- [Data supplied]
========================

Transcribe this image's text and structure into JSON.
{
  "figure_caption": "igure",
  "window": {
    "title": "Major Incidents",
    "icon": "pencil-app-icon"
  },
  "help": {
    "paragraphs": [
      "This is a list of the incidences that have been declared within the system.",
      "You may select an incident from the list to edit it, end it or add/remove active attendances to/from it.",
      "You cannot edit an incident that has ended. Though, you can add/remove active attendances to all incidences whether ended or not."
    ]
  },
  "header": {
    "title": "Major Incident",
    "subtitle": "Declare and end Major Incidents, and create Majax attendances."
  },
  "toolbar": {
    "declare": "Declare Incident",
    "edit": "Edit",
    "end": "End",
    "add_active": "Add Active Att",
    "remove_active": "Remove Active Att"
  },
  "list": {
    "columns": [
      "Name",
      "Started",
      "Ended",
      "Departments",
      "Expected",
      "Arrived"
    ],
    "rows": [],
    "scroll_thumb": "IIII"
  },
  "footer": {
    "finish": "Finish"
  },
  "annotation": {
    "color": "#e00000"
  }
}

========================

- [What is needed]
Reproduce every line above without error.

- [Task result]
Transcribe this image's text and structure into JSON.
{
  "figure_caption": "igure",
  "window": {
    "title": "Major Incidents",
    "icon": "pencil-app-icon"
  },
  "help": {
    "paragraphs": [
      "This is a list of the incidences that have been declared within the system.",
      "You may select an incident from the list to edit it, end it or add/remove active attendances to/from it.",
      "You cannot edit an incident that has ended. Though, you can add/remove active attendances to all incidences whether ended or not."
    ]
  },
  "header": {
    "title": "Major Incident",
    "subtitle": "Declare and end Major Incidents, and create Majax attendances."
  },
  "toolbar": {
    "declare": "Declare Incident",
    "edit": "Edit",
    "end": "End",
    "add_active": "Add Active Att",
    "remove_active": "Remove Active Att"
  },
  "list": {
    "columns": [
      "Name",
      "Started",
      "Ended",
      "Departments",
      "Expected",
      "Arrived"
    ],
    "rows": [],
    "scroll_thumb": "IIII"
  },
  "footer": {
    "finish": "Finish"
  },
  "annotation": {
    "color": "#e00000"
  }
}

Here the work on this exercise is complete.